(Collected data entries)
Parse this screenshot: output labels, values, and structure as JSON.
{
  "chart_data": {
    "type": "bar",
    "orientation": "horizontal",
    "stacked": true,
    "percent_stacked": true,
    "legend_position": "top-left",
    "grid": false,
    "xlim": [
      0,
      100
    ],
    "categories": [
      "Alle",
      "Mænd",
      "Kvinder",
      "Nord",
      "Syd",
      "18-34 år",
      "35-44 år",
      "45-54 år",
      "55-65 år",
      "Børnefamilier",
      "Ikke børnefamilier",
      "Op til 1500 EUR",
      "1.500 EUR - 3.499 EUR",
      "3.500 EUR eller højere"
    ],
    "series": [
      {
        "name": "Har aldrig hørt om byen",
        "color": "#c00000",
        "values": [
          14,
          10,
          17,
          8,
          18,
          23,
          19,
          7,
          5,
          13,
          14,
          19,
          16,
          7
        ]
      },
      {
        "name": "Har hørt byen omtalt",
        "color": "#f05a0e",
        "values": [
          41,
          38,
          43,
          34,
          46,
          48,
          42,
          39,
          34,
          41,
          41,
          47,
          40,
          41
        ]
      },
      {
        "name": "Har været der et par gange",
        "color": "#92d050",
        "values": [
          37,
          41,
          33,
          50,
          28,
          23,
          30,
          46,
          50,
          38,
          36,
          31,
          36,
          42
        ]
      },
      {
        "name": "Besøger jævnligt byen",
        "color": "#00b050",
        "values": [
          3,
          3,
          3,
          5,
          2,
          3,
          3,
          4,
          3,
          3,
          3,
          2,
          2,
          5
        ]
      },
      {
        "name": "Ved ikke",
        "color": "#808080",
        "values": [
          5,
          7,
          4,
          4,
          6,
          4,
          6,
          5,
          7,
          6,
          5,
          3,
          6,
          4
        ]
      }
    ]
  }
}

### Problem
Which lines include the word "color"? Copy every one of them.

### Complete response
        "color": "#c00000",
        "color": "#f05a0e",
        "color": "#92d050",
        "color": "#00b050",
        "color": "#808080",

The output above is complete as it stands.